--- START ---
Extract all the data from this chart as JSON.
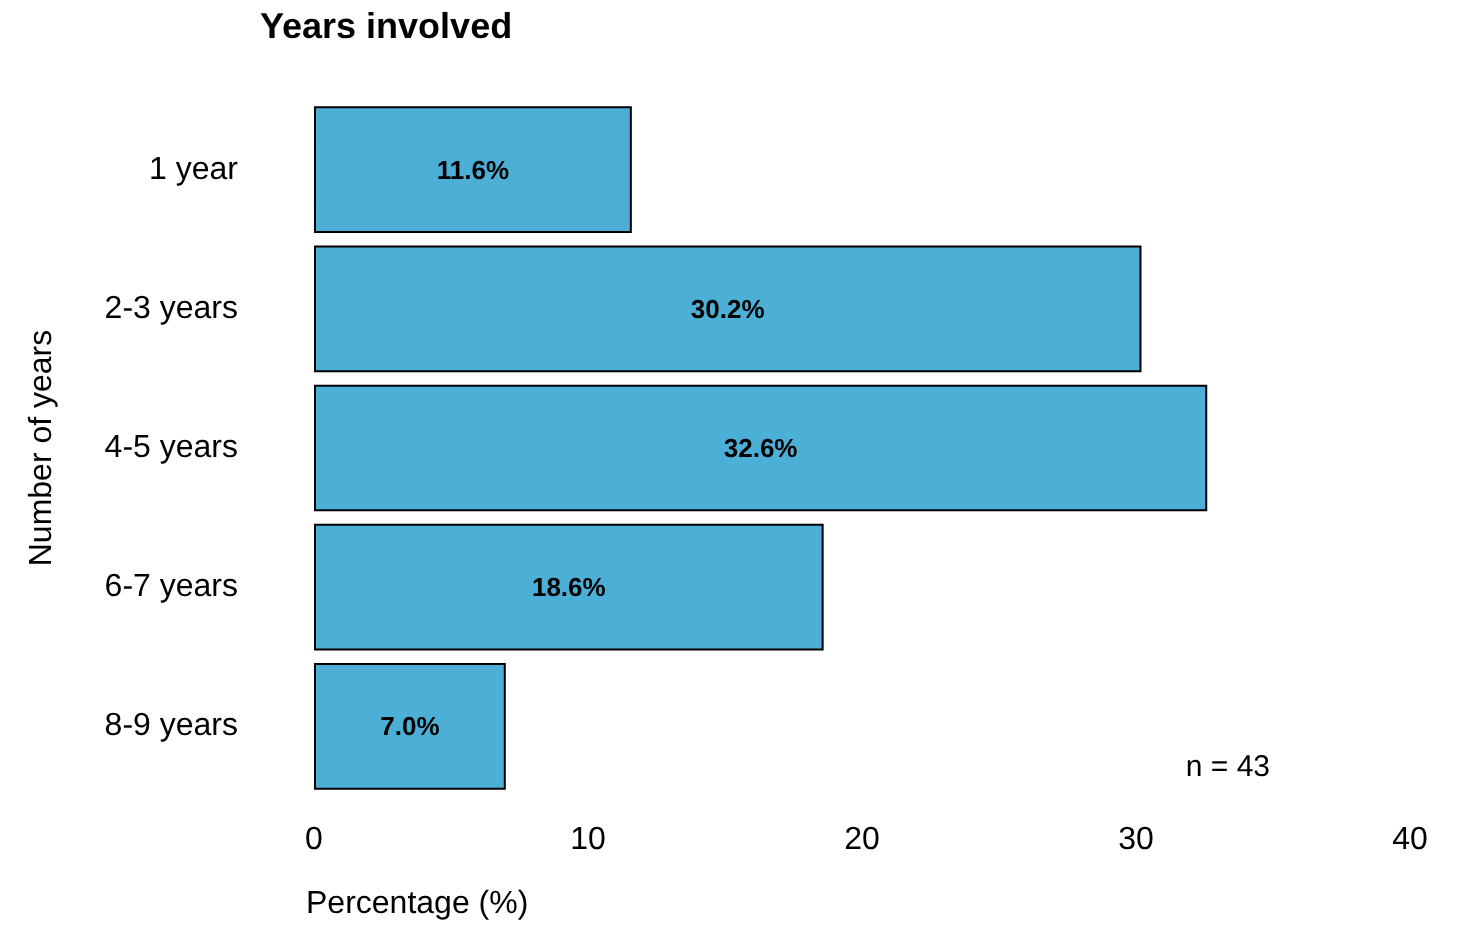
{
  "chart_data": {
    "type": "bar",
    "orientation": "horizontal",
    "title": "Years involved",
    "xlabel": "Percentage (%)",
    "ylabel": "Number of years",
    "categories": [
      "1 year",
      "2-3 years",
      "4-5 years",
      "6-7 years",
      "8-9 years"
    ],
    "values": [
      11.6,
      30.2,
      32.6,
      18.6,
      7.0
    ],
    "color": "#4bafd6",
    "value_labels": [
      "11.6%",
      "30.2%",
      "32.6%",
      "18.6%",
      "7.0%"
    ],
    "xlim": [
      0,
      40
    ],
    "xticks": [
      0,
      10,
      20,
      30,
      40
    ],
    "annotations": [
      "n = 43"
    ]
  }
}
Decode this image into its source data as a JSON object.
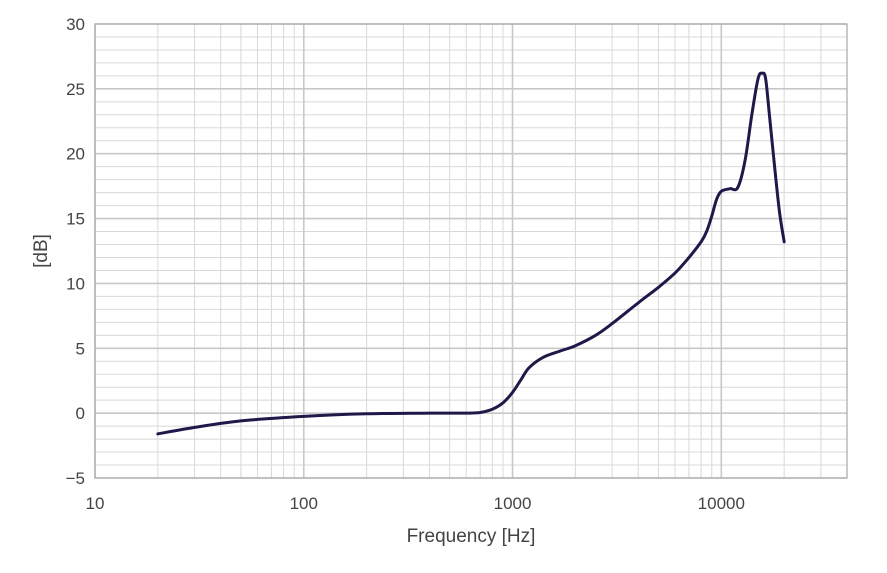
{
  "chart_data": {
    "type": "line",
    "xlabel": "Frequency [Hz]",
    "ylabel": "[dB]",
    "xscale": "log",
    "xlim": [
      10,
      40000
    ],
    "ylim": [
      -5,
      30
    ],
    "x_ticks": [
      10,
      100,
      1000,
      10000
    ],
    "x_tick_labels": [
      "10",
      "100",
      "1000",
      "10000"
    ],
    "y_ticks": [
      -5,
      0,
      5,
      10,
      15,
      20,
      25,
      30
    ],
    "y_tick_labels": [
      "−5",
      "0",
      "5",
      "10",
      "15",
      "20",
      "25",
      "30"
    ],
    "grid": true,
    "line_color": "#1f1848",
    "grid_color": "#c8c8c8",
    "series": [
      {
        "x": [
          20,
          30,
          50,
          100,
          200,
          400,
          600,
          700,
          800,
          900,
          1000,
          1100,
          1200,
          1400,
          1700,
          2000,
          2500,
          3000,
          4000,
          5000,
          6000,
          7000,
          8000,
          8500,
          9000,
          9500,
          10000,
          11000,
          12000,
          13000,
          14000,
          15000,
          15700,
          16300,
          17000,
          18000,
          19000,
          20000
        ],
        "y": [
          -1.6,
          -1.1,
          -0.6,
          -0.25,
          -0.05,
          0.0,
          0.0,
          0.05,
          0.3,
          0.8,
          1.6,
          2.6,
          3.5,
          4.3,
          4.8,
          5.2,
          6.0,
          6.9,
          8.5,
          9.7,
          10.8,
          12.0,
          13.2,
          14.0,
          15.2,
          16.5,
          17.1,
          17.3,
          17.4,
          19.5,
          23.0,
          25.8,
          26.2,
          25.8,
          23.0,
          19.0,
          15.5,
          13.2
        ]
      }
    ]
  }
}
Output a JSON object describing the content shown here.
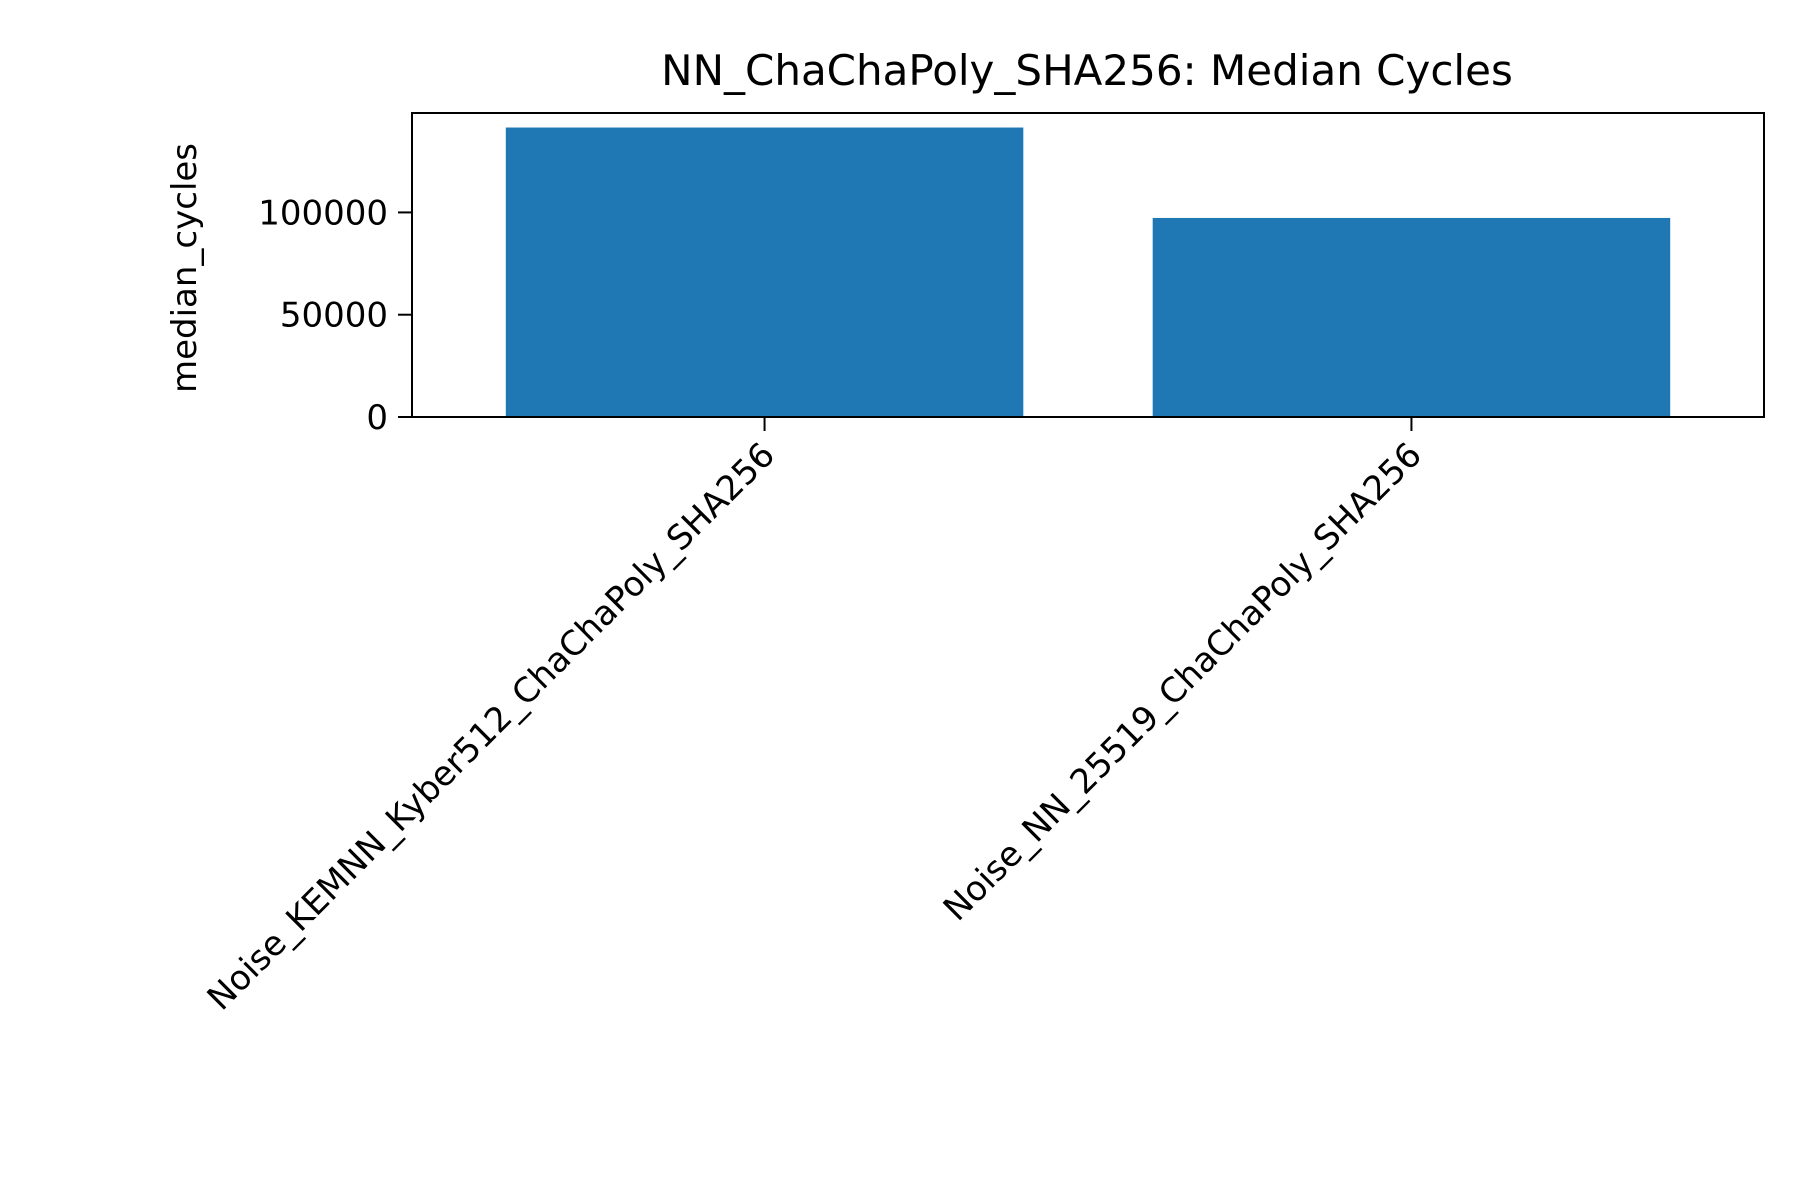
{
  "chart_data": {
    "type": "bar",
    "title": "NN_ChaChaPoly_SHA256: Median Cycles",
    "xlabel": "",
    "ylabel": "median_cycles",
    "categories": [
      "Noise_KEMNN_Kyber512_ChaChaPoly_SHA256",
      "Noise_NN_25519_ChaChaPoly_SHA256"
    ],
    "values": [
      141500,
      97300
    ],
    "ylim": [
      0,
      148600
    ],
    "yticks": [
      0,
      50000,
      100000
    ],
    "ytick_labels": [
      "0",
      "50000",
      "100000"
    ],
    "grid": false,
    "legend": "none",
    "bar_color": "#1f77b4"
  }
}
--- END ---
• [Set task]
Retype everything in the material word for word, minus pictures.

• [Answer to the exercise]
Extract all the data from this chart as JSON.
{
  "chart_data": {
    "type": "bar",
    "orientation": "horizontal",
    "title": "Years involved",
    "xlabel": "Percentage (%)",
    "ylabel": "Number of years",
    "categories": [
      "1 year",
      "2-3 years",
      "4-5 years",
      "6-7 years",
      "8-9 years"
    ],
    "values": [
      11.6,
      30.2,
      32.6,
      18.6,
      7.0
    ],
    "color": "#4bafd6",
    "value_labels": [
      "11.6%",
      "30.2%",
      "32.6%",
      "18.6%",
      "7.0%"
    ],
    "xlim": [
      0,
      40
    ],
    "xticks": [
      0,
      10,
      20,
      30,
      40
    ],
    "annotations": [
      "n = 43"
    ]
  }
}
Decode this image into its source data as a JSON object.
{
  "chart_data": {
    "type": "line",
    "xlabel": "Frequency [Hz]",
    "ylabel": "[dB]",
    "xscale": "log",
    "xlim": [
      10,
      40000
    ],
    "ylim": [
      -5,
      30
    ],
    "x_ticks": [
      10,
      100,
      1000,
      10000
    ],
    "x_tick_labels": [
      "10",
      "100",
      "1000",
      "10000"
    ],
    "y_ticks": [
      -5,
      0,
      5,
      10,
      15,
      20,
      25,
      30
    ],
    "y_tick_labels": [
      "−5",
      "0",
      "5",
      "10",
      "15",
      "20",
      "25",
      "30"
    ],
    "grid": true,
    "line_color": "#1f1848",
    "grid_color": "#c8c8c8",
    "series": [
      {
        "x": [
          20,
          30,
          50,
          100,
          200,
          400,
          600,
          700,
          800,
          900,
          1000,
          1100,
          1200,
          1400,
          1700,
          2000,
          2500,
          3000,
          4000,
          5000,
          6000,
          7000,
          8000,
          8500,
          9000,
          9500,
          10000,
          11000,
          12000,
          13000,
          14000,
          15000,
          15700,
          16300,
          17000,
          18000,
          19000,
          20000
        ],
        "y": [
          -1.6,
          -1.1,
          -0.6,
          -0.25,
          -0.05,
          0.0,
          0.0,
          0.05,
          0.3,
          0.8,
          1.6,
          2.6,
          3.5,
          4.3,
          4.8,
          5.2,
          6.0,
          6.9,
          8.5,
          9.7,
          10.8,
          12.0,
          13.2,
          14.0,
          15.2,
          16.5,
          17.1,
          17.3,
          17.4,
          19.5,
          23.0,
          25.8,
          26.2,
          25.8,
          23.0,
          19.0,
          15.5,
          13.2
        ]
      }
    ]
  }
}
Output a JSON object describing the content shown here.
{
  "chart_data": {
    "type": "bar",
    "title": "NN_ChaChaPoly_SHA256: Median Cycles",
    "xlabel": "",
    "ylabel": "median_cycles",
    "categories": [
      "Noise_KEMNN_Kyber512_ChaChaPoly_SHA256",
      "Noise_NN_25519_ChaChaPoly_SHA256"
    ],
    "values": [
      141500,
      97300
    ],
    "ylim": [
      0,
      148600
    ],
    "yticks": [
      0,
      50000,
      100000
    ],
    "ytick_labels": [
      "0",
      "50000",
      "100000"
    ],
    "grid": false,
    "legend": "none",
    "bar_color": "#1f77b4"
  }
}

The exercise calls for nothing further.